[Begin Provided material]
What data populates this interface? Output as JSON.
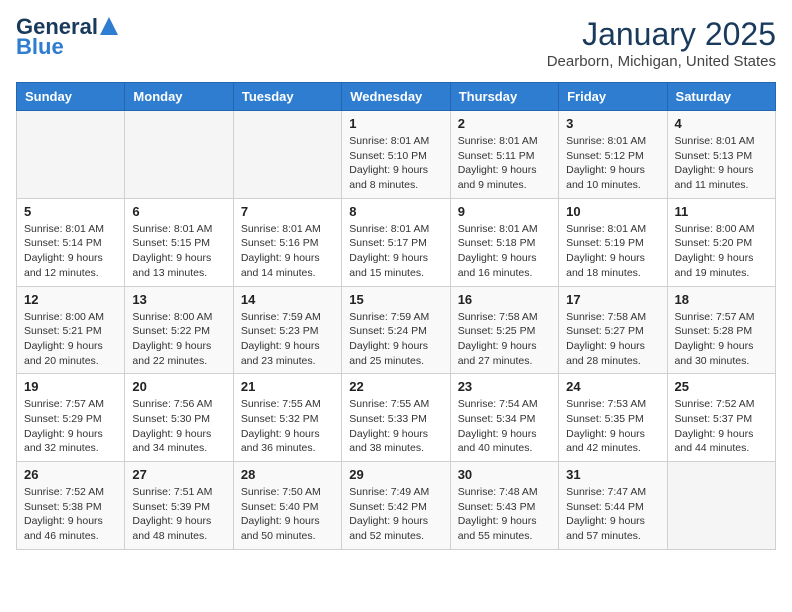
{
  "header": {
    "logo": {
      "line1": "General",
      "line2": "Blue"
    },
    "title": "January 2025",
    "location": "Dearborn, Michigan, United States"
  },
  "weekdays": [
    "Sunday",
    "Monday",
    "Tuesday",
    "Wednesday",
    "Thursday",
    "Friday",
    "Saturday"
  ],
  "weeks": [
    [
      {
        "day": "",
        "info": ""
      },
      {
        "day": "",
        "info": ""
      },
      {
        "day": "",
        "info": ""
      },
      {
        "day": "1",
        "info": "Sunrise: 8:01 AM\nSunset: 5:10 PM\nDaylight: 9 hours\nand 8 minutes."
      },
      {
        "day": "2",
        "info": "Sunrise: 8:01 AM\nSunset: 5:11 PM\nDaylight: 9 hours\nand 9 minutes."
      },
      {
        "day": "3",
        "info": "Sunrise: 8:01 AM\nSunset: 5:12 PM\nDaylight: 9 hours\nand 10 minutes."
      },
      {
        "day": "4",
        "info": "Sunrise: 8:01 AM\nSunset: 5:13 PM\nDaylight: 9 hours\nand 11 minutes."
      }
    ],
    [
      {
        "day": "5",
        "info": "Sunrise: 8:01 AM\nSunset: 5:14 PM\nDaylight: 9 hours\nand 12 minutes."
      },
      {
        "day": "6",
        "info": "Sunrise: 8:01 AM\nSunset: 5:15 PM\nDaylight: 9 hours\nand 13 minutes."
      },
      {
        "day": "7",
        "info": "Sunrise: 8:01 AM\nSunset: 5:16 PM\nDaylight: 9 hours\nand 14 minutes."
      },
      {
        "day": "8",
        "info": "Sunrise: 8:01 AM\nSunset: 5:17 PM\nDaylight: 9 hours\nand 15 minutes."
      },
      {
        "day": "9",
        "info": "Sunrise: 8:01 AM\nSunset: 5:18 PM\nDaylight: 9 hours\nand 16 minutes."
      },
      {
        "day": "10",
        "info": "Sunrise: 8:01 AM\nSunset: 5:19 PM\nDaylight: 9 hours\nand 18 minutes."
      },
      {
        "day": "11",
        "info": "Sunrise: 8:00 AM\nSunset: 5:20 PM\nDaylight: 9 hours\nand 19 minutes."
      }
    ],
    [
      {
        "day": "12",
        "info": "Sunrise: 8:00 AM\nSunset: 5:21 PM\nDaylight: 9 hours\nand 20 minutes."
      },
      {
        "day": "13",
        "info": "Sunrise: 8:00 AM\nSunset: 5:22 PM\nDaylight: 9 hours\nand 22 minutes."
      },
      {
        "day": "14",
        "info": "Sunrise: 7:59 AM\nSunset: 5:23 PM\nDaylight: 9 hours\nand 23 minutes."
      },
      {
        "day": "15",
        "info": "Sunrise: 7:59 AM\nSunset: 5:24 PM\nDaylight: 9 hours\nand 25 minutes."
      },
      {
        "day": "16",
        "info": "Sunrise: 7:58 AM\nSunset: 5:25 PM\nDaylight: 9 hours\nand 27 minutes."
      },
      {
        "day": "17",
        "info": "Sunrise: 7:58 AM\nSunset: 5:27 PM\nDaylight: 9 hours\nand 28 minutes."
      },
      {
        "day": "18",
        "info": "Sunrise: 7:57 AM\nSunset: 5:28 PM\nDaylight: 9 hours\nand 30 minutes."
      }
    ],
    [
      {
        "day": "19",
        "info": "Sunrise: 7:57 AM\nSunset: 5:29 PM\nDaylight: 9 hours\nand 32 minutes."
      },
      {
        "day": "20",
        "info": "Sunrise: 7:56 AM\nSunset: 5:30 PM\nDaylight: 9 hours\nand 34 minutes."
      },
      {
        "day": "21",
        "info": "Sunrise: 7:55 AM\nSunset: 5:32 PM\nDaylight: 9 hours\nand 36 minutes."
      },
      {
        "day": "22",
        "info": "Sunrise: 7:55 AM\nSunset: 5:33 PM\nDaylight: 9 hours\nand 38 minutes."
      },
      {
        "day": "23",
        "info": "Sunrise: 7:54 AM\nSunset: 5:34 PM\nDaylight: 9 hours\nand 40 minutes."
      },
      {
        "day": "24",
        "info": "Sunrise: 7:53 AM\nSunset: 5:35 PM\nDaylight: 9 hours\nand 42 minutes."
      },
      {
        "day": "25",
        "info": "Sunrise: 7:52 AM\nSunset: 5:37 PM\nDaylight: 9 hours\nand 44 minutes."
      }
    ],
    [
      {
        "day": "26",
        "info": "Sunrise: 7:52 AM\nSunset: 5:38 PM\nDaylight: 9 hours\nand 46 minutes."
      },
      {
        "day": "27",
        "info": "Sunrise: 7:51 AM\nSunset: 5:39 PM\nDaylight: 9 hours\nand 48 minutes."
      },
      {
        "day": "28",
        "info": "Sunrise: 7:50 AM\nSunset: 5:40 PM\nDaylight: 9 hours\nand 50 minutes."
      },
      {
        "day": "29",
        "info": "Sunrise: 7:49 AM\nSunset: 5:42 PM\nDaylight: 9 hours\nand 52 minutes."
      },
      {
        "day": "30",
        "info": "Sunrise: 7:48 AM\nSunset: 5:43 PM\nDaylight: 9 hours\nand 55 minutes."
      },
      {
        "day": "31",
        "info": "Sunrise: 7:47 AM\nSunset: 5:44 PM\nDaylight: 9 hours\nand 57 minutes."
      },
      {
        "day": "",
        "info": ""
      }
    ]
  ]
}
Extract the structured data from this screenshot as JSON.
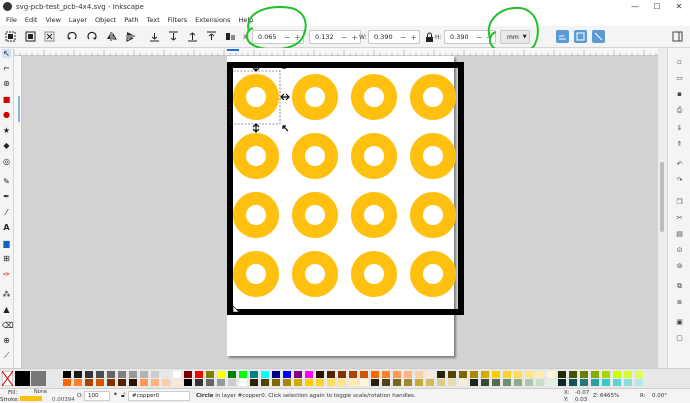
{
  "window": {
    "title": "svg-pcb-test_pcb-4x4.svg - Inkscape",
    "min": "—",
    "max": "☐",
    "close": "✕"
  },
  "menu": [
    "File",
    "Edit",
    "View",
    "Layer",
    "Object",
    "Path",
    "Text",
    "Filters",
    "Extensions",
    "Help"
  ],
  "toolbar": {
    "x_label": "X:",
    "x_value": "0.065",
    "y_value": "0.132",
    "w_label": "W:",
    "w_value": "0.390",
    "h_label": "H:",
    "h_value": "0.390",
    "unit": "mm",
    "minus": "−",
    "plus": "+"
  },
  "canvas": {
    "ring_color": "#FFC010",
    "rows": 4,
    "cols": 4
  },
  "palette": {
    "none_label": "None",
    "rows": [
      [
        "#000000",
        "#1a1a1a",
        "#333333",
        "#4d4d4d",
        "#666666",
        "#808080",
        "#999999",
        "#b3b3b3",
        "#cccccc",
        "#e6e6e6",
        "#ffffff",
        "#800000",
        "#ff0000",
        "#808000",
        "#ffff00",
        "#008000",
        "#00ff00",
        "#008080",
        "#00ffff",
        "#000080",
        "#0000ff",
        "#800080",
        "#ff00ff",
        "#2b1100",
        "#552200",
        "#803300",
        "#aa4400",
        "#d45500",
        "#ff6600",
        "#ff7f2a",
        "#ff9955",
        "#ffb380",
        "#ffccaa",
        "#ffe6d5",
        "#2b2200",
        "#554400",
        "#806600",
        "#aa8800",
        "#d4aa00",
        "#ffcc00",
        "#ffd42a",
        "#ffdd55",
        "#ffe680",
        "#ffeeaa",
        "#fff6d5",
        "#222b00",
        "#445500",
        "#668000",
        "#88aa00",
        "#aad400",
        "#ccff00",
        "#d4ff2a",
        "#ddff55"
      ],
      [
        "#ff6600",
        "#ff7f2a",
        "#aa4400",
        "#d45500",
        "#803300",
        "#552200",
        "#2b1100",
        "#ff9955",
        "#ffb380",
        "#ffccaa",
        "#ffe6d5",
        "#000000",
        "#333333",
        "#666666",
        "#999999",
        "#cccccc",
        "#ffffff",
        "#2b2200",
        "#554400",
        "#806600",
        "#aa8800",
        "#d4aa00",
        "#ffcc00",
        "#ffd42a",
        "#ffdd55",
        "#ffe680",
        "#ffeeaa",
        "#fff6d5",
        "#28220b",
        "#504416",
        "#786721",
        "#a0892c",
        "#c8ab37",
        "#d3bc5f",
        "#decd87",
        "#e9ddaf",
        "#f4eed7",
        "#1c241c",
        "#374837",
        "#536c53",
        "#6f916f",
        "#8dac8d",
        "#abc8ab",
        "#c9dec9",
        "#e3f0e3",
        "#0b2828",
        "#165050",
        "#217878",
        "#2ca0a0",
        "#37c8c8",
        "#5fd3d3",
        "#87dede",
        "#afe9e9"
      ]
    ]
  },
  "status": {
    "fill_label": "Fill:",
    "stroke_label": "Stroke:",
    "stroke_value": "0.00394",
    "opacity_label": "O:",
    "opacity_value": "100",
    "layer": "#copper0",
    "message_bold": "Circle",
    "message": " in layer #copper0. Click selection again to toggle scale/rotation handles.",
    "x_label": "X:",
    "x_value": "-0.07",
    "y_label": "Y:",
    "y_value": "0.03",
    "zoom_label": "Z:",
    "zoom_value": "6465%",
    "rot_label": "R:",
    "rot_value": "0.00°"
  }
}
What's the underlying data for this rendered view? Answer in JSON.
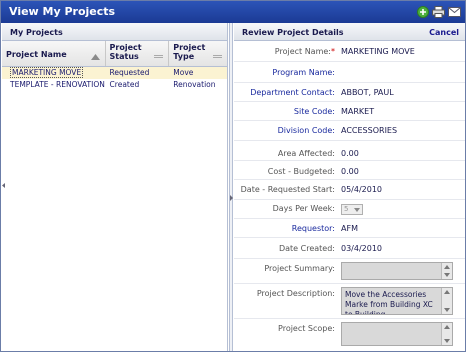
{
  "window": {
    "title": "View My Projects"
  },
  "toolbar": {
    "add_icon": "add-icon",
    "print_icon": "print-icon",
    "email_icon": "email-icon",
    "accent": "#2c54b8"
  },
  "left_panel": {
    "title": "My Projects",
    "columns": [
      "Project Name",
      "Project Status",
      "Project Type"
    ],
    "column_lines": [
      [
        "Project Name"
      ],
      [
        "Project",
        "Status"
      ],
      [
        "Project",
        "Type"
      ]
    ],
    "rows": [
      {
        "name": "MARKETING MOVE",
        "status": "Requested",
        "type": "Move",
        "selected": true
      },
      {
        "name": "TEMPLATE - RENOVATION",
        "status": "Created",
        "type": "Renovation",
        "selected": false
      }
    ]
  },
  "right_panel": {
    "title": "Review Project Details",
    "cancel_label": "Cancel",
    "fields": {
      "project_name": {
        "label": "Project Name:",
        "required_mark": "*",
        "value": "MARKETING MOVE"
      },
      "program_name": {
        "label": "Program Name:",
        "value": ""
      },
      "department_contact": {
        "label": "Department Contact:",
        "value": "ABBOT, PAUL"
      },
      "site_code": {
        "label": "Site Code:",
        "value": "MARKET"
      },
      "division_code": {
        "label": "Division Code:",
        "value": "ACCESSORIES"
      },
      "area_affected": {
        "label": "Area Affected:",
        "value": "0.00"
      },
      "cost_budgeted": {
        "label": "Cost - Budgeted:",
        "value": "0.00"
      },
      "date_requested_start": {
        "label": "Date - Requested Start:",
        "value": "05/4/2010"
      },
      "days_per_week": {
        "label": "Days Per Week:",
        "value": "5"
      },
      "requestor": {
        "label": "Requestor:",
        "value": "AFM"
      },
      "date_created": {
        "label": "Date Created:",
        "value": "03/4/2010"
      },
      "project_summary": {
        "label": "Project Summary:",
        "value": ""
      },
      "project_description": {
        "label": "Project Description:",
        "value": "Move the Accessories Marke from Building XC to Building"
      },
      "project_scope": {
        "label": "Project Scope:",
        "value": ""
      }
    }
  }
}
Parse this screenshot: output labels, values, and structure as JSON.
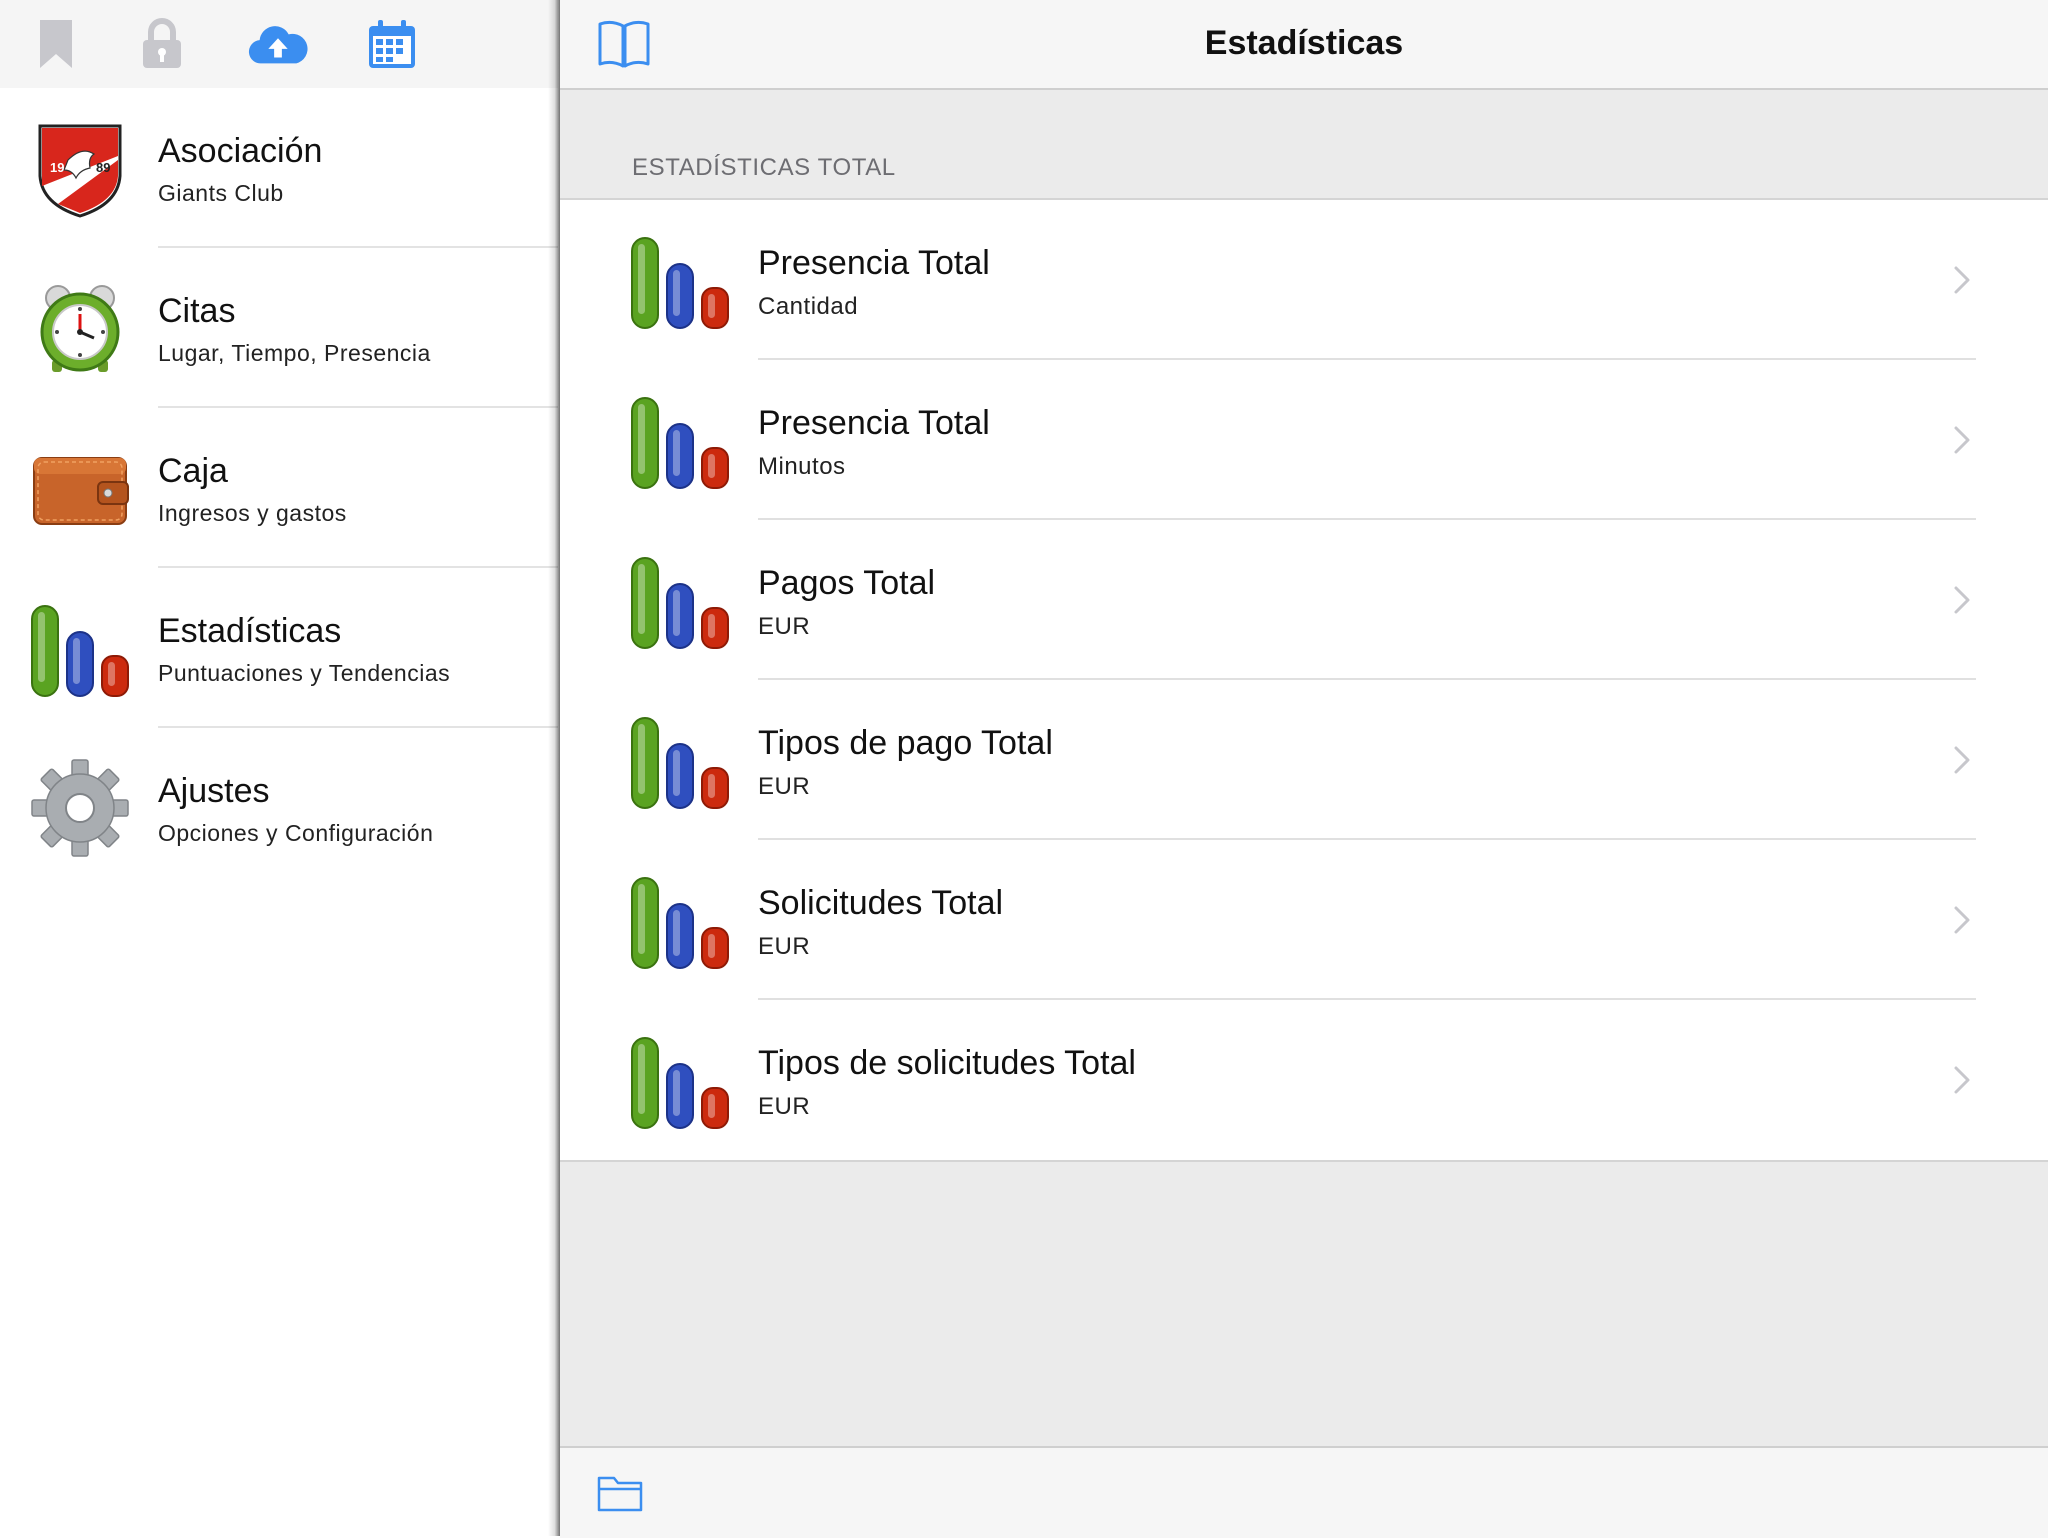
[End Provided material]
* Exercise aim *
Where a line holds the string "What", copy that line.

* Result for this task *
What data populates this interface? Output as JSON.
What's the underlying data for this rendered view? Answer in JSON.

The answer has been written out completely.